Records
__________
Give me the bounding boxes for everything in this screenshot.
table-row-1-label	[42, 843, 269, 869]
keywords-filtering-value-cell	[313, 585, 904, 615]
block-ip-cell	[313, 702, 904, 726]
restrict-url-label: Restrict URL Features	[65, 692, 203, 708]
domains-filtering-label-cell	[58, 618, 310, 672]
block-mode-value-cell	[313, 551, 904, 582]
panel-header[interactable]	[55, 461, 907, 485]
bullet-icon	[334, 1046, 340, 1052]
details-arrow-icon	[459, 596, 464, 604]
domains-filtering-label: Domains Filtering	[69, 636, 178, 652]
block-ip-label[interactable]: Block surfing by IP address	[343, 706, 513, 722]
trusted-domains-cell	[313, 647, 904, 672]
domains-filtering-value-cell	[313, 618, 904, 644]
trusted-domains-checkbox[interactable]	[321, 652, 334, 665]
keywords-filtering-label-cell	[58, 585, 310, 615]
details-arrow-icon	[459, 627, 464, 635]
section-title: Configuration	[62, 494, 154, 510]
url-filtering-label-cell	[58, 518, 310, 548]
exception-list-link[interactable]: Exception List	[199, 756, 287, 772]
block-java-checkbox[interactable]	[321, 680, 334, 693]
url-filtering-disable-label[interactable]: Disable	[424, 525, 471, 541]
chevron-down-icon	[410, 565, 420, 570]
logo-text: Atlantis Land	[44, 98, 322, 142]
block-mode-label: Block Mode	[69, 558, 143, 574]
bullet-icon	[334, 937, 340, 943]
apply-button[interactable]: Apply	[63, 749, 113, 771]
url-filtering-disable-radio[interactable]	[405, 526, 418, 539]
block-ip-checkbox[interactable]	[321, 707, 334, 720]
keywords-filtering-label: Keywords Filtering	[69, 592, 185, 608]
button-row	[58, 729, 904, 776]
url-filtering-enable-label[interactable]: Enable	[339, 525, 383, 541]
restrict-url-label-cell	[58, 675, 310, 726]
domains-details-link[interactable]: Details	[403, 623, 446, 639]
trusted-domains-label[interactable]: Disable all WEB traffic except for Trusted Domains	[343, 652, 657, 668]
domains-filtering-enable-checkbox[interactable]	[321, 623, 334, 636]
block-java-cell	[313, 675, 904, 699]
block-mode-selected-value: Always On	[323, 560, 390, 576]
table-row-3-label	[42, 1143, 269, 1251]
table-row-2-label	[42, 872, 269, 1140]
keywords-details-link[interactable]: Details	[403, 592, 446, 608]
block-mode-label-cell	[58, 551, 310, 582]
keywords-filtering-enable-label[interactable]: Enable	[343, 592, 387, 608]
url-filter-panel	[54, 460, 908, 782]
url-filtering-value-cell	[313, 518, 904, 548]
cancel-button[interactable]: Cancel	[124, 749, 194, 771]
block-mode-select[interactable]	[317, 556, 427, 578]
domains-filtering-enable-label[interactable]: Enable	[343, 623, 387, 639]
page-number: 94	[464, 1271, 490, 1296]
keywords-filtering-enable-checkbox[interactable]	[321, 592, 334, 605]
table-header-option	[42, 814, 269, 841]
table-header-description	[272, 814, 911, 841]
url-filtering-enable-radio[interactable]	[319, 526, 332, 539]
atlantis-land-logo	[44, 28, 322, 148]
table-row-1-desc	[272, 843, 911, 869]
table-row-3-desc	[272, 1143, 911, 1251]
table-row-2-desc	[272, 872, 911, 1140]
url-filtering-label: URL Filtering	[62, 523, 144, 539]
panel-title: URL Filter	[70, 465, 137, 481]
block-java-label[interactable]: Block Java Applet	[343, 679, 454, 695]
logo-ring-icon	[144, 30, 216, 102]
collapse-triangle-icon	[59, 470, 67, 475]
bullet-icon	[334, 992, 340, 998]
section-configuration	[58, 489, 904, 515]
__________
## Problem to solve:
Quote the lines from the start of the records up to and including the line that contains "block-ip-label[interactable]: Block surfing".

## Output for this exercise:
Give me the bounding boxes for everything in this screenshot.
table-row-1-label	[42, 843, 269, 869]
keywords-filtering-value-cell	[313, 585, 904, 615]
block-ip-cell	[313, 702, 904, 726]
restrict-url-label: Restrict URL Features	[65, 692, 203, 708]
domains-filtering-label-cell	[58, 618, 310, 672]
block-mode-value-cell	[313, 551, 904, 582]
panel-header[interactable]	[55, 461, 907, 485]
bullet-icon	[334, 1046, 340, 1052]
details-arrow-icon	[459, 596, 464, 604]
domains-filtering-label: Domains Filtering	[69, 636, 178, 652]
block-ip-label[interactable]: Block surfing by IP address	[343, 706, 513, 722]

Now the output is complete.